- _WHAT TO PRODUCE_: Output the records exactly as they appear, with no pictures included.
# # # # # # #
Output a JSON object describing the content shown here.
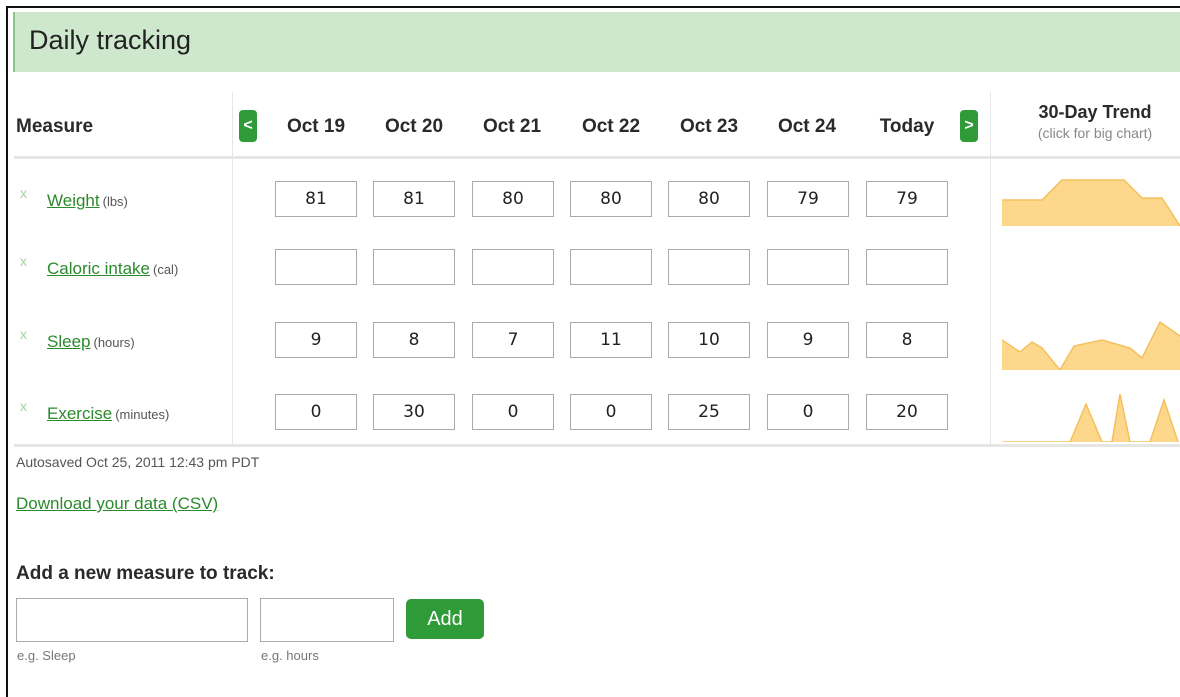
{
  "header": {
    "title": "Daily tracking"
  },
  "table": {
    "measure_header": "Measure",
    "prev_label": "<",
    "next_label": ">",
    "dates": [
      "Oct 19",
      "Oct 20",
      "Oct 21",
      "Oct 22",
      "Oct 23",
      "Oct 24",
      "Today"
    ],
    "trend_title": "30-Day Trend",
    "trend_subtitle": "(click for big chart)",
    "remove_label": "x",
    "rows": [
      {
        "name": "Weight",
        "unit": "(lbs)",
        "values": [
          "81",
          "81",
          "80",
          "80",
          "80",
          "79",
          "79"
        ]
      },
      {
        "name": "Caloric intake",
        "unit": "(cal)",
        "values": [
          "",
          "",
          "",
          "",
          "",
          "",
          ""
        ]
      },
      {
        "name": "Sleep",
        "unit": "(hours)",
        "values": [
          "9",
          "8",
          "7",
          "11",
          "10",
          "9",
          "8"
        ]
      },
      {
        "name": "Exercise",
        "unit": "(minutes)",
        "values": [
          "0",
          "30",
          "0",
          "0",
          "25",
          "0",
          "20"
        ]
      }
    ]
  },
  "footer": {
    "autosaved": "Autosaved Oct 25, 2011 12:43 pm PDT",
    "download_link": "Download your data (CSV)"
  },
  "add_measure": {
    "heading": "Add a new measure to track:",
    "name_value": "",
    "unit_value": "",
    "name_hint": "e.g. Sleep",
    "unit_hint": "e.g. hours",
    "button_label": "Add"
  },
  "colors": {
    "header_bg": "#cde8cd",
    "accent_green": "#2e9a38",
    "link_green": "#2b8a2b",
    "sparkline_fill": "#fdd88c",
    "sparkline_stroke": "#f5bf5a"
  }
}
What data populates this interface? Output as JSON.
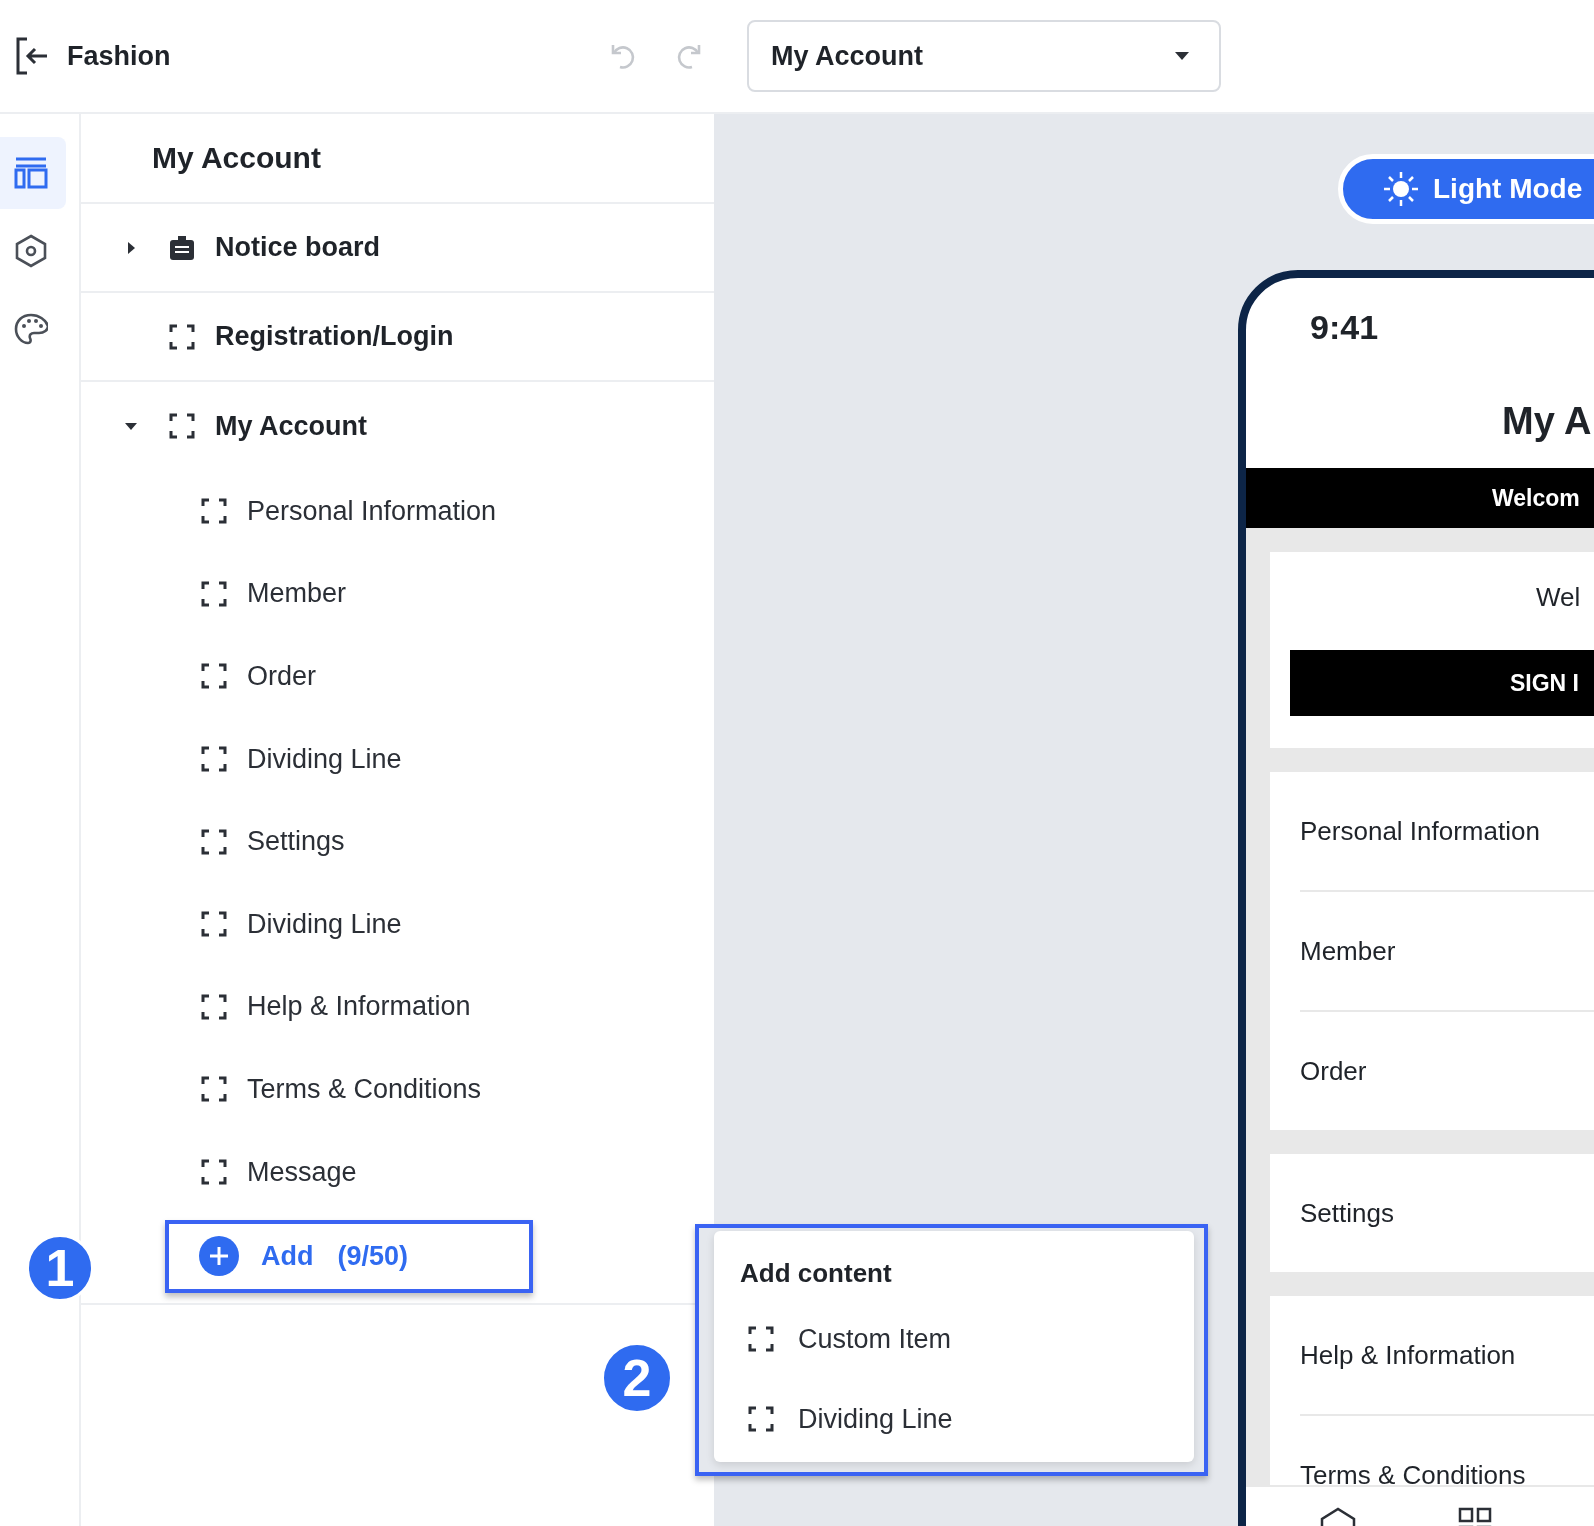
# # # # # # #
- _TASK ANSWER_:
Output a JSON object describing the content shown here.
{
  "header": {
    "title": "Daily tracking"
  },
  "table": {
    "measure_header": "Measure",
    "prev_label": "<",
    "next_label": ">",
    "dates": [
      "Oct 19",
      "Oct 20",
      "Oct 21",
      "Oct 22",
      "Oct 23",
      "Oct 24",
      "Today"
    ],
    "trend_title": "30-Day Trend",
    "trend_subtitle": "(click for big chart)",
    "remove_label": "x",
    "rows": [
      {
        "name": "Weight",
        "unit": "(lbs)",
        "values": [
          "81",
          "81",
          "80",
          "80",
          "80",
          "79",
          "79"
        ]
      },
      {
        "name": "Caloric intake",
        "unit": "(cal)",
        "values": [
          "",
          "",
          "",
          "",
          "",
          "",
          ""
        ]
      },
      {
        "name": "Sleep",
        "unit": "(hours)",
        "values": [
          "9",
          "8",
          "7",
          "11",
          "10",
          "9",
          "8"
        ]
      },
      {
        "name": "Exercise",
        "unit": "(minutes)",
        "values": [
          "0",
          "30",
          "0",
          "0",
          "25",
          "0",
          "20"
        ]
      }
    ]
  },
  "footer": {
    "autosaved": "Autosaved Oct 25, 2011 12:43 pm PDT",
    "download_link": "Download your data (CSV)"
  },
  "add_measure": {
    "heading": "Add a new measure to track:",
    "name_value": "",
    "unit_value": "",
    "name_hint": "e.g. Sleep",
    "unit_hint": "e.g. hours",
    "button_label": "Add"
  },
  "colors": {
    "header_bg": "#cde8cd",
    "accent_green": "#2e9a38",
    "link_green": "#2b8a2b",
    "sparkline_fill": "#fdd88c",
    "sparkline_stroke": "#f5bf5a"
  }
}
What data populates this interface? Output as JSON.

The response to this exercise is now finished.